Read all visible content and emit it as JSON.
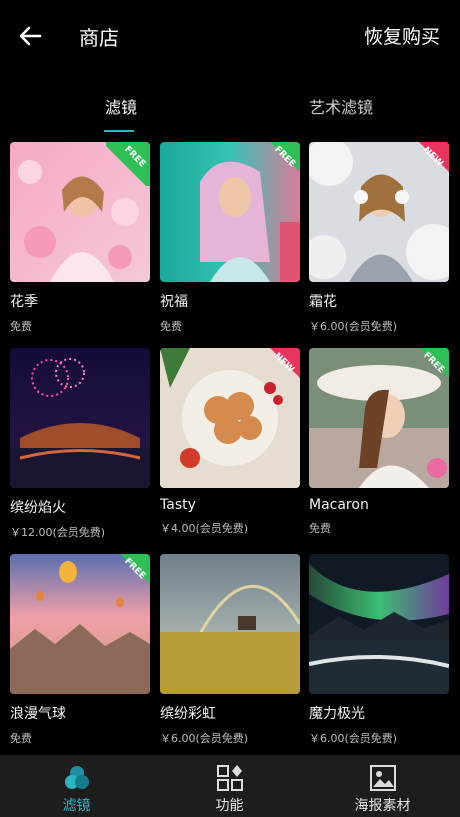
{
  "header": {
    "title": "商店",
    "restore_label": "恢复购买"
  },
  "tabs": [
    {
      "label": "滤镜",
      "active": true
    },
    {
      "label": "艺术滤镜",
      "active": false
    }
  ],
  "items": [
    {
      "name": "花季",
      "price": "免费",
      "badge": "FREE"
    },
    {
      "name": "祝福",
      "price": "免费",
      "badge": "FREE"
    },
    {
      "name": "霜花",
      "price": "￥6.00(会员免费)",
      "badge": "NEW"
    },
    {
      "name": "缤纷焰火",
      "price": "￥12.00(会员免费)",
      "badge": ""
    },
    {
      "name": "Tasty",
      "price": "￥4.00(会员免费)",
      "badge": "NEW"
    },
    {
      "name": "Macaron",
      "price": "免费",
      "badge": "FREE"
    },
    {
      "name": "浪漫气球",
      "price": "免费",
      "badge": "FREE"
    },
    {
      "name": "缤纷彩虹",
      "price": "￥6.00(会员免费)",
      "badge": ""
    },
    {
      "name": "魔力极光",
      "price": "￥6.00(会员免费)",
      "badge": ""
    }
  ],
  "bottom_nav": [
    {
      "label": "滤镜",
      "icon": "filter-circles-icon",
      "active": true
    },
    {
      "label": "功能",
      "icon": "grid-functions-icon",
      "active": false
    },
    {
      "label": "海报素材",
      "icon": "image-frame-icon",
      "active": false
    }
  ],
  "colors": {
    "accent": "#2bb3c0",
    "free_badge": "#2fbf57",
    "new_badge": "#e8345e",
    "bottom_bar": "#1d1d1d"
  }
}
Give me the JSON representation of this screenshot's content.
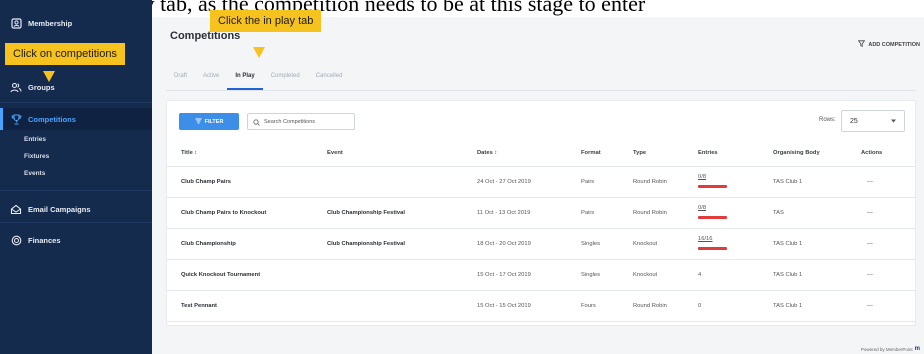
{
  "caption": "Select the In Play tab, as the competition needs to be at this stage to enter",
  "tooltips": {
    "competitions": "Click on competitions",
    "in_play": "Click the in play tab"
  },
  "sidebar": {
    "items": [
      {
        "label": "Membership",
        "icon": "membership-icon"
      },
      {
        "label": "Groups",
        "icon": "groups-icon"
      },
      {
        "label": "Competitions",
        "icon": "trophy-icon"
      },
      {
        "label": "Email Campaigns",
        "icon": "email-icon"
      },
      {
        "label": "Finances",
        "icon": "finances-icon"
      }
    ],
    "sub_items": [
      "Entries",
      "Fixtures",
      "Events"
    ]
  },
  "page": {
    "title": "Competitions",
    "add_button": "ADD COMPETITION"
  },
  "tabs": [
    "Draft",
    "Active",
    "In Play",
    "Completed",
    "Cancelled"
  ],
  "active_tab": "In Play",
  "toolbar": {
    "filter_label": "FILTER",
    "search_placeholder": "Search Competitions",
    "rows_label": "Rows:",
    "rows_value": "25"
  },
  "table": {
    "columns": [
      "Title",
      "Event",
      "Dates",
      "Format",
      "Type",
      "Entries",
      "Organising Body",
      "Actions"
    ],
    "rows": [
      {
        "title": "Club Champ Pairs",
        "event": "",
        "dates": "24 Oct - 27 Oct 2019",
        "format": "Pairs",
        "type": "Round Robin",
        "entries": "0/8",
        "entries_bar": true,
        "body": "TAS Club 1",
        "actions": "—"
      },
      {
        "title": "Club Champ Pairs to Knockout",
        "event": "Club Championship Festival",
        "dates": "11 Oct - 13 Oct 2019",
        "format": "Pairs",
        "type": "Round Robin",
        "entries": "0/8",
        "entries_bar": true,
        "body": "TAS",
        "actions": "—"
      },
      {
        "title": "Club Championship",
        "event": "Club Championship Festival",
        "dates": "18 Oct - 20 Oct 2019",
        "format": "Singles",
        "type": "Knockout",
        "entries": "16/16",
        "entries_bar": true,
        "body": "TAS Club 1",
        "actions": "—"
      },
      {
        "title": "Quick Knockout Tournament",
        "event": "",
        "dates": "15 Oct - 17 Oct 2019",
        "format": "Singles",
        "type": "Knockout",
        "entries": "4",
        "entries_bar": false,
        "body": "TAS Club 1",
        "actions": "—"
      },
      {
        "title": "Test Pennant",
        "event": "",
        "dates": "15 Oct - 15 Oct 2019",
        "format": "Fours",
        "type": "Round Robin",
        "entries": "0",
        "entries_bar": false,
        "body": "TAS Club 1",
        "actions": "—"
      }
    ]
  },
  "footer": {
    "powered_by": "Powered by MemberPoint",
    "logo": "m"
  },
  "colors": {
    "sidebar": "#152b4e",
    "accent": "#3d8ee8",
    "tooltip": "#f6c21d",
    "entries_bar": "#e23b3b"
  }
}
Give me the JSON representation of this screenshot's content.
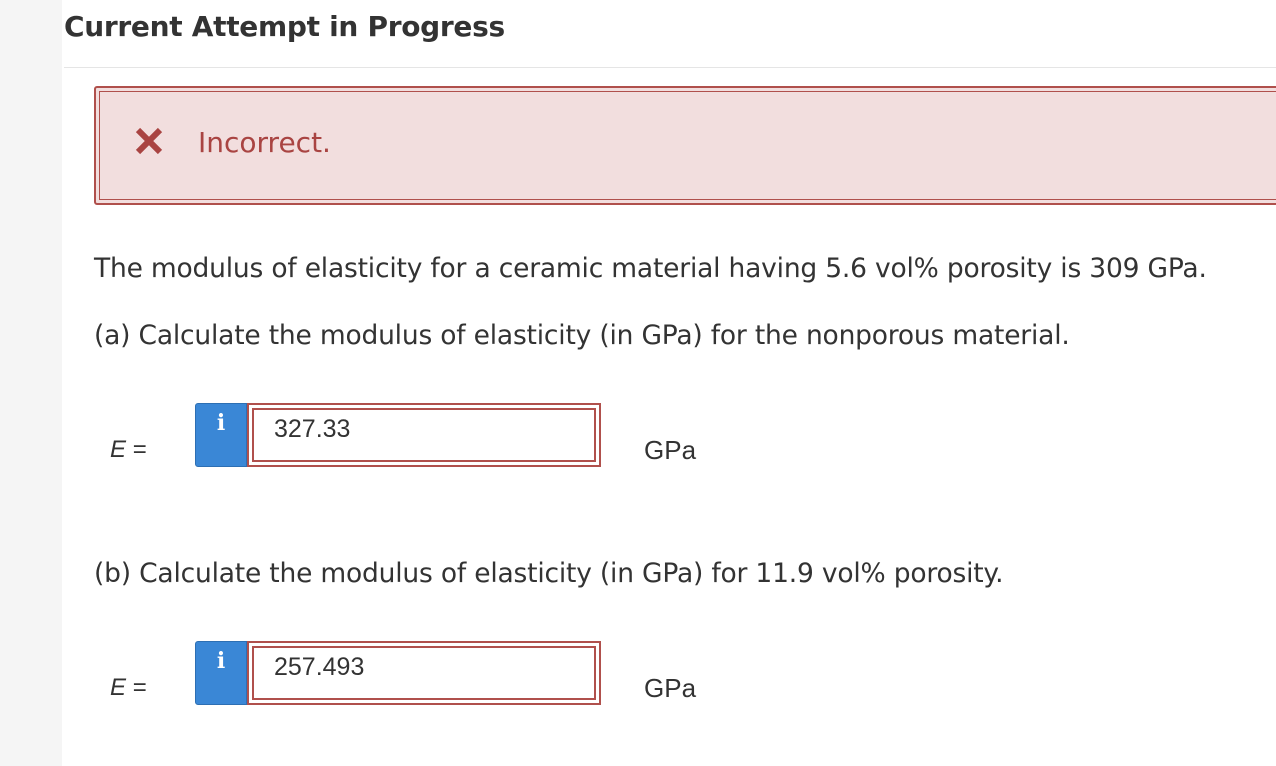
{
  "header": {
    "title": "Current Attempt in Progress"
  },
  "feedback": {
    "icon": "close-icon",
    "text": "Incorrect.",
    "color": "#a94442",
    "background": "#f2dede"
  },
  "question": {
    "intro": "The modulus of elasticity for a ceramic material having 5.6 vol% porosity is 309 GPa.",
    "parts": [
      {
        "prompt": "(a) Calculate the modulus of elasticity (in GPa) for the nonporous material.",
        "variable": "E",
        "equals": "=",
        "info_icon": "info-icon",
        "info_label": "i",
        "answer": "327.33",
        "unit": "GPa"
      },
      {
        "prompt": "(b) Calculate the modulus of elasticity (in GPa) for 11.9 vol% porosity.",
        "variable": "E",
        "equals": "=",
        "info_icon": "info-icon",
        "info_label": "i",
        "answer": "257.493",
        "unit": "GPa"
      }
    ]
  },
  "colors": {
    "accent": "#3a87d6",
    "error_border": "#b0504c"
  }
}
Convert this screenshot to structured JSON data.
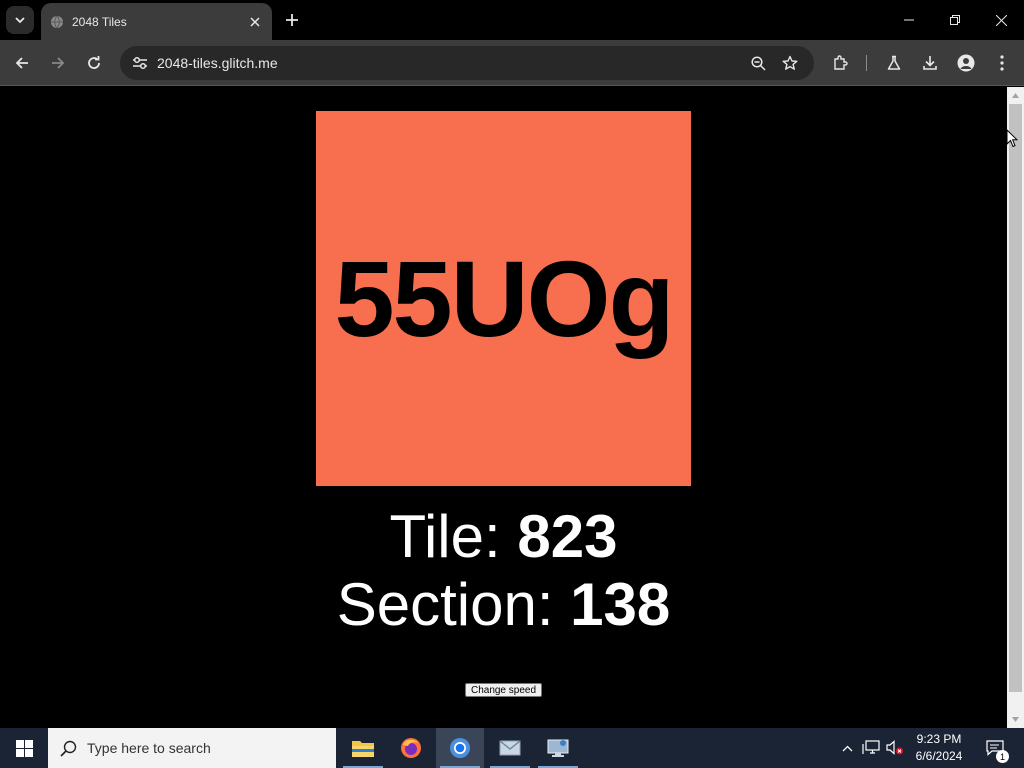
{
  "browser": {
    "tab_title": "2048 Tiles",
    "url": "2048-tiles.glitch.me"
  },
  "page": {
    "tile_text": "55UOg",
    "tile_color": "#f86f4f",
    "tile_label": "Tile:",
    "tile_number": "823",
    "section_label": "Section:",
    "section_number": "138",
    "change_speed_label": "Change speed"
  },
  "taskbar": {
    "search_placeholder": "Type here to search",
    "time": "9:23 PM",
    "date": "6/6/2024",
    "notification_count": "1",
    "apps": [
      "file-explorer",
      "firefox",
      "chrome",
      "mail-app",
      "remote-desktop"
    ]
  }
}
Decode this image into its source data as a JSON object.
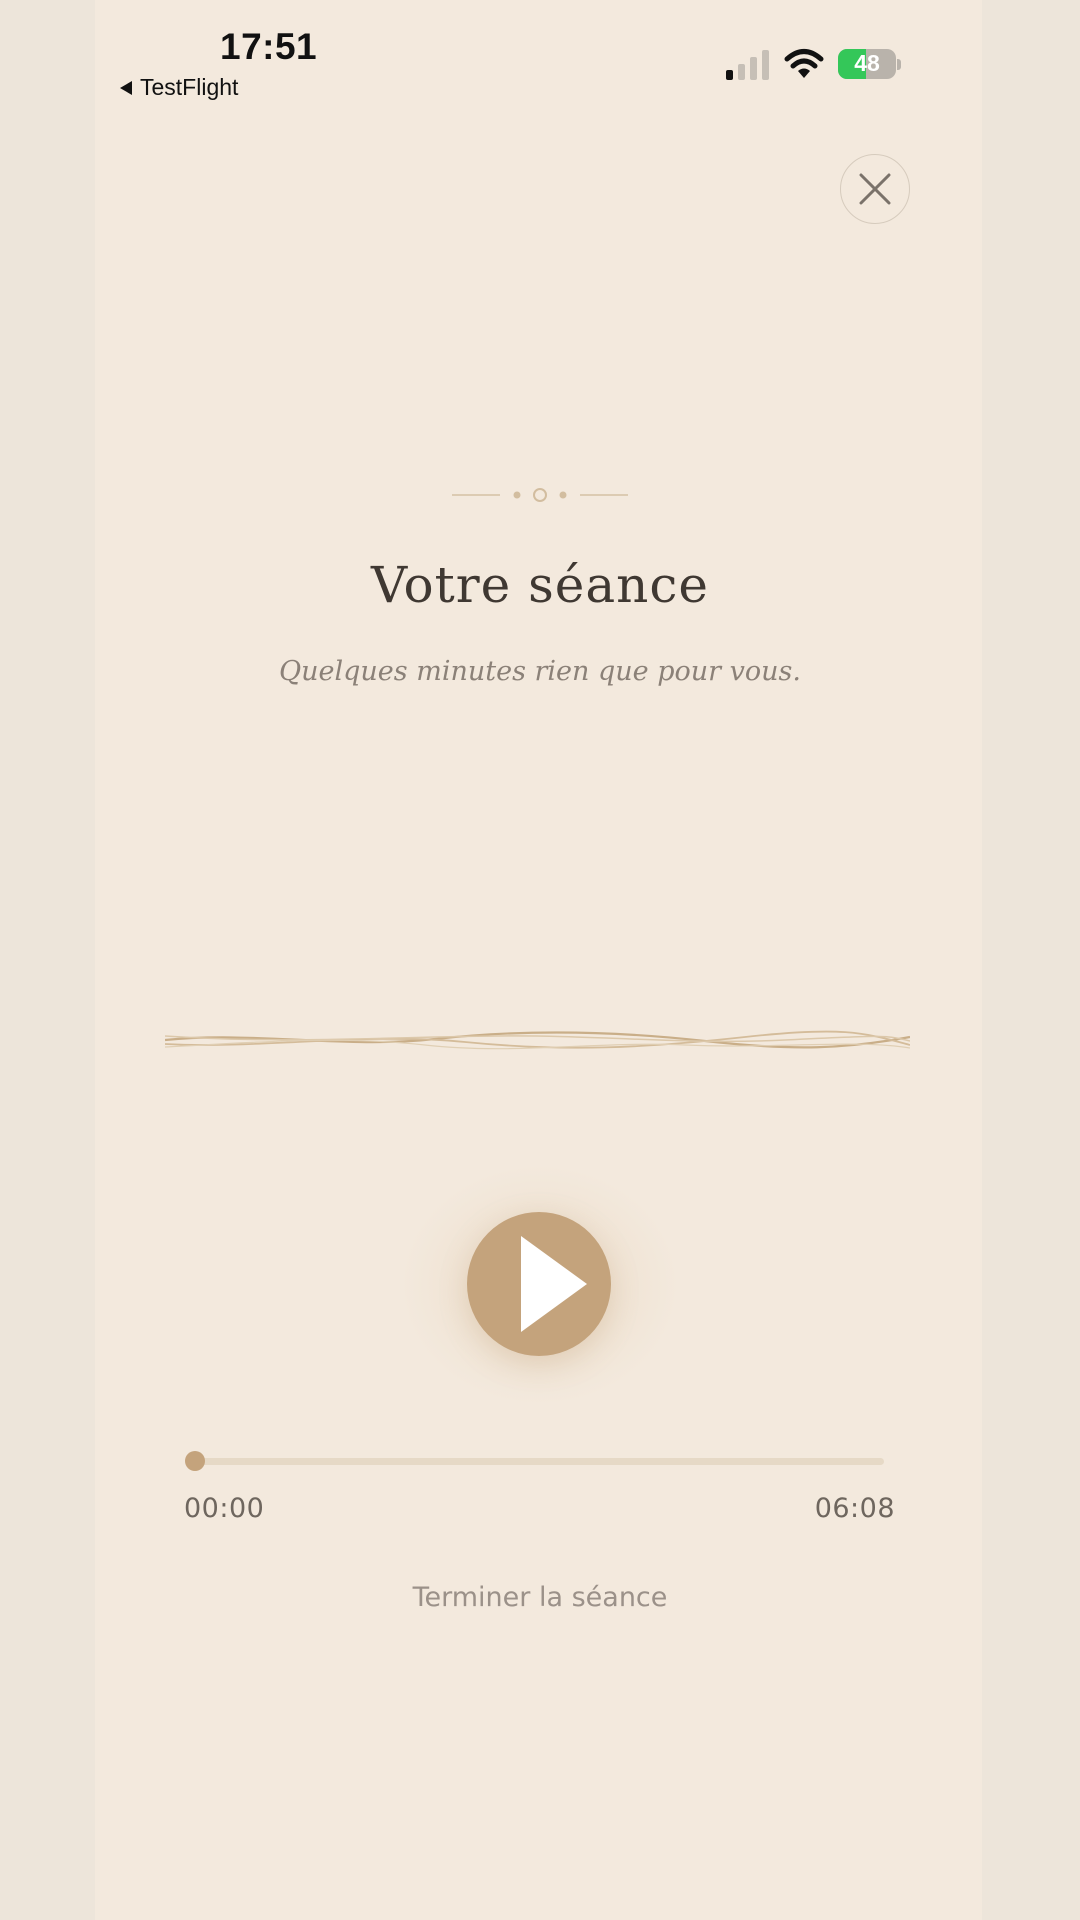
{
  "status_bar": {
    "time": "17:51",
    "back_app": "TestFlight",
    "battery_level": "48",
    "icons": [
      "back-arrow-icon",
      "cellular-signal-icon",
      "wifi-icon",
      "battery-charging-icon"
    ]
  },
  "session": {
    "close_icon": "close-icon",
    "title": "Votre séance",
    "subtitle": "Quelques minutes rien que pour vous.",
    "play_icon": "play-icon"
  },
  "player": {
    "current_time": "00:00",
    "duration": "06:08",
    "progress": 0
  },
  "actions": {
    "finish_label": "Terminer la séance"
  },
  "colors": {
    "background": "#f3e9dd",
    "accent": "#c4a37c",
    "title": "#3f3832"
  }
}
◆ ◆ ◆ ◆ ◆ ◆ ◆
# Problem
Only the lines from the line containing "Decode this image" through the end of the data are to be reproduced, exactly and with both ends included; pictures are omitted.

# Full output
Decode this image into its source data as a JSON object.
{
  "status_bar": {
    "time": "17:51",
    "back_app": "TestFlight",
    "battery_level": "48",
    "icons": [
      "back-arrow-icon",
      "cellular-signal-icon",
      "wifi-icon",
      "battery-charging-icon"
    ]
  },
  "session": {
    "close_icon": "close-icon",
    "title": "Votre séance",
    "subtitle": "Quelques minutes rien que pour vous.",
    "play_icon": "play-icon"
  },
  "player": {
    "current_time": "00:00",
    "duration": "06:08",
    "progress": 0
  },
  "actions": {
    "finish_label": "Terminer la séance"
  },
  "colors": {
    "background": "#f3e9dd",
    "accent": "#c4a37c",
    "title": "#3f3832"
  }
}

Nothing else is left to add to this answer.